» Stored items
---
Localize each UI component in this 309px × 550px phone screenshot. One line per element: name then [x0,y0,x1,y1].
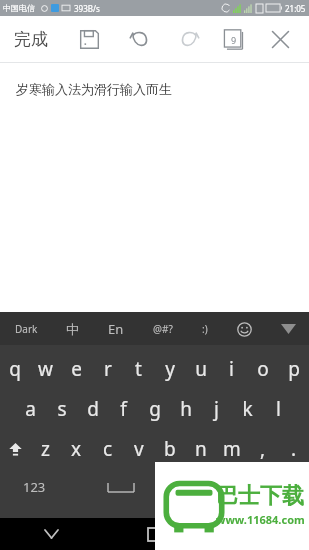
staticText: k [242,396,253,422]
button[interactable]: b [154,429,185,469]
button[interactable]: Back [0,518,103,550]
staticText: o [257,356,269,382]
button[interactable]: , [247,429,278,469]
button[interactable]: y [154,349,185,389]
staticText: c [103,436,113,462]
button[interactable]: 123 [0,469,68,505]
staticText: e [71,356,82,382]
button[interactable]: c [92,429,123,469]
staticText: q [9,356,21,382]
button[interactable]: f [108,389,139,429]
button[interactable]: :) [197,318,213,340]
button[interactable]: Backspace [241,469,309,505]
staticText: f [120,396,127,422]
staticText: x [71,436,82,462]
button[interactable]: v [123,429,154,469]
button[interactable]: Notes list [217,22,251,56]
button[interactable]: l [263,389,294,429]
button[interactable]: Space [68,469,173,505]
button[interactable]: Save [72,22,106,56]
button[interactable]: t [123,349,154,389]
staticText: . [291,436,297,462]
button[interactable]: En [103,316,129,342]
button[interactable]: Undo [122,22,156,56]
button[interactable]: h [170,389,201,429]
staticText: @#? [153,322,173,336]
staticText: l [276,396,281,422]
staticText: d [87,396,99,422]
button[interactable]: . [278,429,309,469]
button[interactable]: Recents [206,518,309,550]
button[interactable]: Shift [0,429,30,469]
staticText: 123 [23,478,46,496]
button[interactable]: j [201,389,232,429]
button[interactable]: Redo [172,22,206,56]
button[interactable]: Emoji [232,317,256,341]
staticText: z [41,436,50,462]
button[interactable]: 中 [61,317,84,341]
button[interactable]: 完成 [0,21,58,58]
staticText: p [288,356,300,382]
button[interactable]: Enter [173,469,241,505]
button[interactable]: a [15,389,46,429]
staticText: h [180,396,192,422]
button[interactable]: Close [263,22,297,56]
staticText: 中国电信 [3,3,35,13]
staticText: s [57,396,67,422]
button[interactable]: m [216,429,247,469]
staticText: 完成 [14,29,48,50]
staticText: w [38,356,53,382]
button[interactable]: z [30,429,61,469]
button[interactable]: q [0,349,30,389]
staticText: :) [202,322,208,336]
staticText: 巴士下载 [216,482,304,510]
button[interactable]: Home [103,518,206,550]
staticText: r [104,356,112,382]
staticText: g [149,396,161,422]
button[interactable]: @#? [148,318,178,340]
button[interactable]: x [61,429,92,469]
staticText: y [165,356,175,382]
staticText: 21:05 [285,3,306,14]
staticText: i [229,356,234,382]
button[interactable]: Dark [10,318,43,340]
staticText: b [164,436,176,462]
staticText: n [195,436,207,462]
button[interactable]: w [30,349,61,389]
button[interactable]: e [61,349,92,389]
staticText: a [25,396,36,422]
button[interactable]: g [139,389,170,429]
staticText: 岁寒输入法为滑行输入而生 [16,81,172,97]
staticText: m [223,436,241,462]
button[interactable]: k [232,389,263,429]
button[interactable]: o [247,349,278,389]
staticText: , [260,436,266,462]
button[interactable]: p [278,349,309,389]
staticText: En [108,320,124,338]
button[interactable]: d [77,389,108,429]
staticText: 中 [66,321,79,337]
staticText: t [135,356,142,382]
staticText: www.11684.com [216,512,305,527]
staticText: v [134,436,144,462]
button[interactable]: s [46,389,77,429]
staticText: 393B/s [74,3,100,14]
staticText: j [214,396,219,422]
staticText: Dark [15,322,38,336]
staticText: 9 [231,34,237,46]
button[interactable]: u [185,349,216,389]
button[interactable]: r [92,349,123,389]
button[interactable]: Hide keyboard [275,316,301,342]
button[interactable]: i [216,349,247,389]
staticText: u [195,356,207,382]
button[interactable]: n [185,429,216,469]
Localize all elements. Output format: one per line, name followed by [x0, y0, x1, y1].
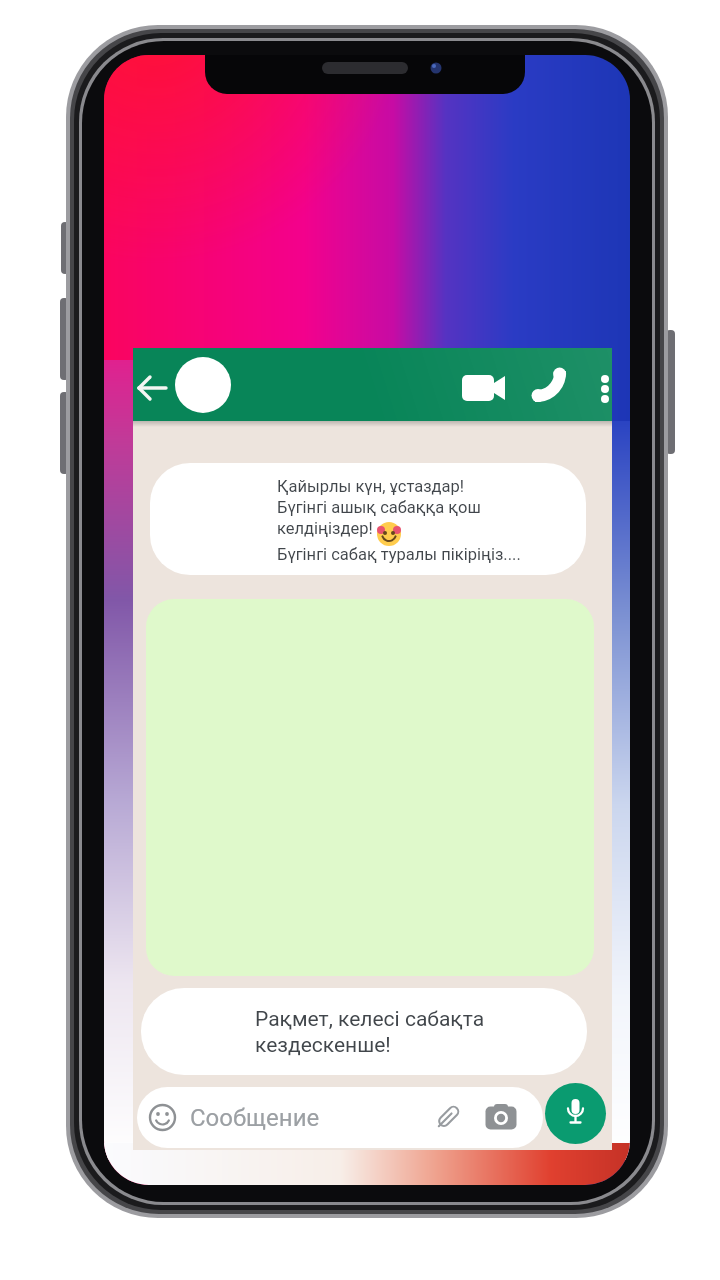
staticText: Рақмет, келесі сабақта: [255, 1007, 485, 1032]
staticText: Бүгінгі ашық сабаққа қош: [277, 498, 481, 517]
button[interactable]: [175, 357, 231, 413]
button[interactable]: [545, 1083, 606, 1144]
button[interactable]: [131, 366, 175, 410]
button[interactable]: [458, 366, 510, 410]
staticText: Қайырлы күн, ұстаздар!: [277, 477, 465, 496]
button[interactable]: [529, 366, 573, 410]
button[interactable]: [146, 1101, 179, 1134]
staticText: келдіңіздер!: [277, 519, 373, 538]
staticText: Бүгінгі сабақ туралы пікіріңіз....: [277, 545, 521, 564]
button[interactable]: [483, 1098, 520, 1135]
button[interactable]: [430, 1099, 466, 1135]
staticText: кездескенше!: [255, 1033, 391, 1058]
button[interactable]: [137, 1087, 543, 1148]
staticText: Сообщение: [190, 1104, 320, 1132]
button[interactable]: [591, 366, 619, 410]
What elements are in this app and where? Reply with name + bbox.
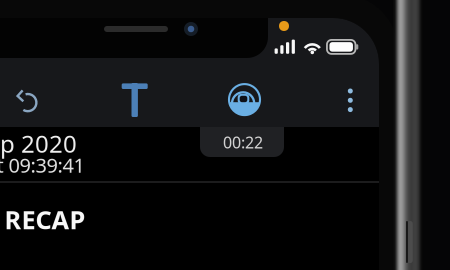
staticText: Sat 09:39:41	[0, 152, 84, 178]
button[interactable]: Undo	[0, 72, 54, 130]
staticText: EVENT RECAP	[0, 203, 86, 236]
button[interactable]: More options	[328, 71, 372, 129]
staticText: Sep 2020	[0, 128, 77, 160]
button[interactable]: Record	[216, 70, 272, 128]
staticText: 00:22	[223, 132, 263, 153]
button[interactable]: Add text	[107, 72, 163, 130]
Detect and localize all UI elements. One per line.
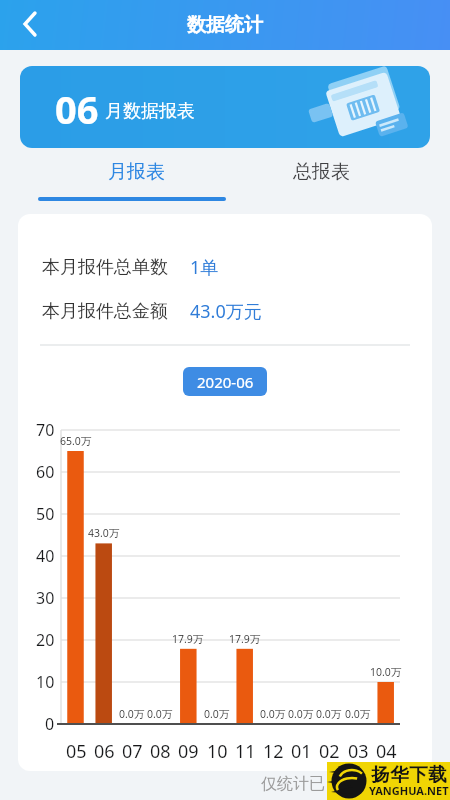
staticText: 02 xyxy=(319,739,340,761)
staticText: 01 xyxy=(291,739,312,761)
staticText: 0.0万 xyxy=(260,707,286,721)
staticText: 0.0万 xyxy=(204,707,230,721)
staticText: 10 xyxy=(36,671,55,693)
staticText: 06 xyxy=(94,739,115,761)
staticText: 70 xyxy=(36,419,55,441)
staticText: 30 xyxy=(36,587,55,609)
staticText: 17.9万 xyxy=(172,632,204,646)
staticText: 20 xyxy=(36,629,55,651)
staticText: 10 xyxy=(207,739,228,761)
staticText: 43.0万 xyxy=(88,526,120,540)
staticText: 09 xyxy=(178,739,199,761)
button[interactable]: 月报表 xyxy=(35,150,237,194)
button[interactable] xyxy=(14,6,52,44)
staticText: 50 xyxy=(36,503,55,525)
staticText: 40 xyxy=(36,545,55,567)
staticText: 60 xyxy=(36,461,55,483)
staticText: 本月报件总单数 xyxy=(42,256,168,279)
button[interactable]: 06 xyxy=(20,66,430,148)
staticText: 数据统计 xyxy=(187,13,263,37)
staticText: 04 xyxy=(376,739,397,761)
staticText: 0.0万 xyxy=(316,707,342,721)
staticText: 12 xyxy=(263,739,284,761)
staticText: 0.0万 xyxy=(119,707,145,721)
staticText: 0 xyxy=(45,713,55,735)
staticText: 43.0万元 xyxy=(190,299,262,324)
staticText: 扬华下载 xyxy=(371,763,447,783)
staticText: 17.9万 xyxy=(229,632,261,646)
staticText: 总报表 xyxy=(293,160,350,184)
staticText: 本月报件总金额 xyxy=(42,300,168,323)
staticText: 11 xyxy=(235,739,256,761)
staticText: 0.0万 xyxy=(345,707,371,721)
staticText: 0.0万 xyxy=(147,707,173,721)
staticText: 1单 xyxy=(190,255,219,280)
staticText: 06 xyxy=(55,83,99,135)
staticText: 2020-06 xyxy=(197,372,254,392)
staticText: 10.0万 xyxy=(370,665,402,679)
staticText: 月数据报表 xyxy=(105,100,195,123)
staticText: 65.0万 xyxy=(60,434,92,448)
button[interactable]: 2020-06 xyxy=(183,367,267,396)
staticText: YANGHUA.NET xyxy=(369,783,449,797)
staticText: 05 xyxy=(66,739,87,761)
staticText: 03 xyxy=(348,739,369,761)
staticText: 月报表 xyxy=(108,160,165,184)
staticText: 08 xyxy=(150,739,171,761)
staticText: 0.0万 xyxy=(288,707,314,721)
staticText: 仅统计已 xyxy=(261,774,325,794)
staticText: 07 xyxy=(122,739,143,761)
button[interactable]: 总报表 xyxy=(220,150,422,194)
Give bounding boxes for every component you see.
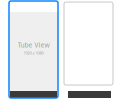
staticText: 1920 x 1080 (24, 50, 44, 56)
staticText: Tube View (18, 40, 50, 49)
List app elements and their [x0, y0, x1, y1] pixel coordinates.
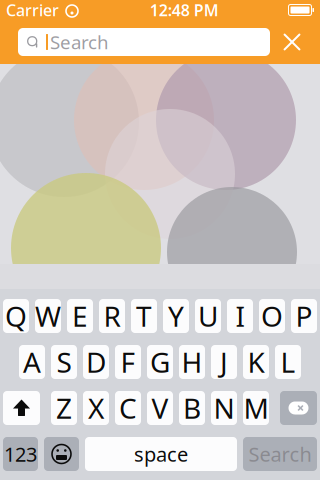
staticText: G: [150, 343, 170, 381]
button[interactable]: Z: [51, 391, 77, 425]
staticText: S: [56, 343, 72, 381]
staticText: space: [134, 441, 188, 467]
button[interactable]: W: [35, 299, 61, 333]
staticText: J: [220, 343, 228, 381]
button[interactable]: Shift: [3, 391, 40, 425]
button[interactable]: T: [131, 299, 157, 333]
staticText: N: [214, 389, 234, 427]
button[interactable]: Search: [18, 28, 270, 56]
staticText: L: [280, 343, 296, 381]
button[interactable]: D: [83, 345, 109, 379]
staticText: X: [88, 389, 104, 427]
button[interactable]: F: [115, 345, 141, 379]
button[interactable]: B: [179, 391, 205, 425]
button[interactable]: M: [243, 391, 269, 425]
staticText: I: [236, 297, 244, 335]
staticText: F: [120, 343, 136, 381]
staticText: Carrier: [6, 0, 59, 21]
button[interactable]: K: [243, 345, 269, 379]
button[interactable]: Close search: [270, 25, 314, 59]
staticText: D: [86, 343, 106, 381]
staticText: Y: [168, 297, 184, 335]
staticText: Search: [248, 441, 312, 467]
staticText: H: [182, 343, 202, 381]
button[interactable]: V: [147, 391, 173, 425]
staticText: U: [198, 297, 218, 335]
button[interactable]: L: [275, 345, 301, 379]
staticText: R: [104, 297, 120, 335]
button[interactable]: space: [85, 437, 237, 471]
staticText: C: [119, 389, 137, 427]
staticText: O: [261, 297, 283, 335]
button[interactable]: Delete: [280, 391, 317, 425]
button[interactable]: Search: [243, 437, 317, 471]
button[interactable]: R: [99, 299, 125, 333]
staticText: W: [35, 297, 61, 335]
staticText: A: [23, 343, 41, 381]
button[interactable]: O: [259, 299, 285, 333]
button[interactable]: Emoji keyboard: [44, 437, 79, 471]
button[interactable]: X: [83, 391, 109, 425]
button[interactable]: N: [211, 391, 237, 425]
button[interactable]: J: [211, 345, 237, 379]
button[interactable]: Y: [163, 299, 189, 333]
staticText: M: [244, 389, 268, 427]
staticText: K: [248, 343, 264, 381]
button[interactable]: Q: [3, 299, 29, 333]
button[interactable]: C: [115, 391, 141, 425]
button[interactable]: P: [291, 299, 317, 333]
staticText: 123: [4, 441, 37, 467]
button[interactable]: H: [179, 345, 205, 379]
staticText: T: [136, 297, 152, 335]
button[interactable]: G: [147, 345, 173, 379]
staticText: E: [72, 297, 88, 335]
button[interactable]: E: [67, 299, 93, 333]
button[interactable]: S: [51, 345, 77, 379]
button[interactable]: A: [19, 345, 45, 379]
staticText: Q: [5, 297, 27, 335]
staticText: Search: [50, 30, 109, 54]
staticText: Z: [56, 389, 72, 427]
button[interactable]: I: [227, 299, 253, 333]
staticText: 12:48 PM: [150, 0, 219, 21]
staticText: P: [296, 297, 312, 335]
staticText: B: [183, 389, 201, 427]
button[interactable]: 123: [3, 437, 38, 471]
staticText: V: [152, 389, 168, 427]
button[interactable]: U: [195, 299, 221, 333]
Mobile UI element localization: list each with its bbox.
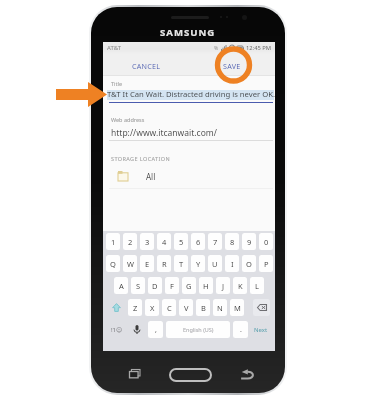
staticText: V: [184, 303, 189, 313]
staticText: L: [255, 281, 259, 291]
staticText: 9: [247, 237, 252, 247]
button[interactable]: K: [233, 277, 247, 294]
button[interactable]: A: [114, 277, 128, 294]
button[interactable]: 2: [123, 233, 137, 250]
button[interactable]: 8: [225, 233, 239, 250]
staticText: 1: [111, 237, 116, 247]
button[interactable]: Shift: [108, 299, 125, 316]
button[interactable]: Voice input: [128, 321, 145, 338]
staticText: CANCEL: [132, 61, 161, 71]
staticText: G: [186, 281, 192, 291]
staticText: S: [136, 281, 141, 291]
staticText: Web address: [111, 116, 145, 123]
button[interactable]: F: [165, 277, 179, 294]
button[interactable]: B: [196, 299, 210, 316]
staticText: A: [119, 281, 124, 291]
button[interactable]: O: [242, 255, 256, 272]
staticText: 3: [145, 237, 150, 247]
staticText: AT&T: [107, 44, 121, 52]
staticText: T&T It Can Wait. Distracted driving is n…: [107, 89, 275, 99]
staticText: T: [179, 259, 184, 269]
button[interactable]: Y: [191, 255, 205, 272]
button[interactable]: E: [140, 255, 154, 272]
staticText: %: [214, 45, 219, 52]
staticText: Z: [133, 303, 138, 313]
button[interactable]: 1: [106, 233, 120, 250]
button[interactable]: Q: [106, 255, 120, 272]
button[interactable]: N: [213, 299, 227, 316]
button[interactable]: SAVE: [189, 54, 275, 75]
staticText: D: [152, 281, 158, 291]
button[interactable]: U: [208, 255, 222, 272]
button[interactable]: R: [157, 255, 171, 272]
button[interactable]: 3: [140, 233, 154, 250]
button[interactable]: 5: [174, 233, 188, 250]
staticText: C: [167, 303, 172, 313]
button[interactable]: 7: [208, 233, 222, 250]
button[interactable]: .: [233, 321, 248, 338]
button[interactable]: 0: [259, 233, 273, 250]
button[interactable]: English (US): [166, 321, 230, 338]
button[interactable]: P: [259, 255, 273, 272]
button[interactable]: Z: [128, 299, 142, 316]
staticText: X: [150, 303, 155, 313]
button[interactable]: Recent apps: [127, 366, 142, 380]
button[interactable]: W: [123, 255, 137, 272]
button[interactable]: CANCEL: [103, 54, 189, 75]
staticText: 6: [196, 237, 201, 247]
staticText: R: [162, 259, 167, 269]
button[interactable]: 9: [242, 233, 256, 250]
button[interactable]: Delete: [253, 299, 270, 316]
button[interactable]: M: [230, 299, 244, 316]
staticText: Next: [254, 326, 268, 334]
button[interactable]: Next: [251, 321, 270, 338]
button[interactable]: X: [145, 299, 159, 316]
button[interactable]: 6: [191, 233, 205, 250]
button[interactable]: ,: [148, 321, 163, 338]
button[interactable]: I: [225, 255, 239, 272]
staticText: K: [238, 281, 243, 291]
button[interactable]: T: [174, 255, 188, 272]
button[interactable]: J: [216, 277, 230, 294]
staticText: 7: [213, 237, 218, 247]
staticText: Title: [111, 80, 122, 87]
button[interactable]: Home: [169, 368, 212, 382]
button[interactable]: H: [199, 277, 213, 294]
staticText: !1☺: [111, 326, 123, 334]
staticText: STORAGE LOCATION: [111, 155, 171, 162]
staticText: W: [127, 259, 134, 269]
staticText: SAMSUNG: [160, 26, 216, 39]
staticText: English (US): [183, 326, 214, 333]
staticText: .: [240, 325, 242, 335]
staticText: J: [222, 281, 225, 291]
button[interactable]: Symbols: [108, 321, 125, 338]
button[interactable]: Back: [238, 367, 256, 381]
button[interactable]: All: [103, 166, 275, 186]
staticText: ,: [155, 325, 157, 335]
button[interactable]: G: [182, 277, 196, 294]
staticText: P: [264, 259, 269, 269]
button[interactable]: L: [250, 277, 264, 294]
staticText: I: [231, 259, 234, 269]
staticText: Q: [110, 259, 116, 269]
staticText: 0: [264, 237, 269, 247]
staticText: F: [170, 281, 174, 291]
staticText: 4: [162, 237, 167, 247]
button[interactable]: V: [179, 299, 193, 316]
staticText: O: [246, 259, 252, 269]
staticText: SAVE: [223, 61, 241, 71]
button[interactable]: 4: [157, 233, 171, 250]
staticText: U: [212, 259, 218, 269]
button[interactable]: S: [131, 277, 145, 294]
staticText: N: [217, 303, 223, 313]
staticText: 8: [230, 237, 235, 247]
staticText: 5: [179, 237, 184, 247]
staticText: Y: [196, 259, 201, 269]
staticText: All: [146, 171, 156, 182]
staticText: http://www.itcanwait.com/: [111, 127, 217, 139]
staticText: M: [234, 303, 241, 313]
staticText: E: [145, 259, 150, 269]
button[interactable]: C: [162, 299, 176, 316]
button[interactable]: D: [148, 277, 162, 294]
staticText: 2: [128, 237, 133, 247]
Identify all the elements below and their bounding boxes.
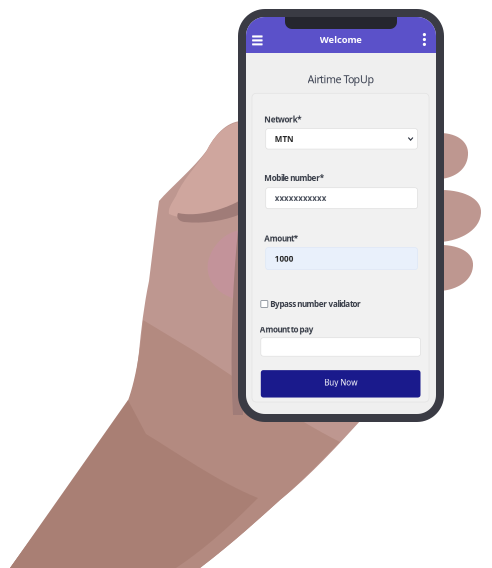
---
» Exercise requirements
Please repeat the stretch of rows from the line containing "staticText: 1920 x 1080 (24, 50, 44, 56)" through the line containing "List app elements", changing "pixel coordinates" to "screen coordinates" and leaving everything else as it is.

» In response
staticText: 1920 x 1080 (24, 50, 44, 56)
staticText: Tube View (18, 40, 50, 49)
List app elements and their [x0, y0, x1, y1] screen coordinates.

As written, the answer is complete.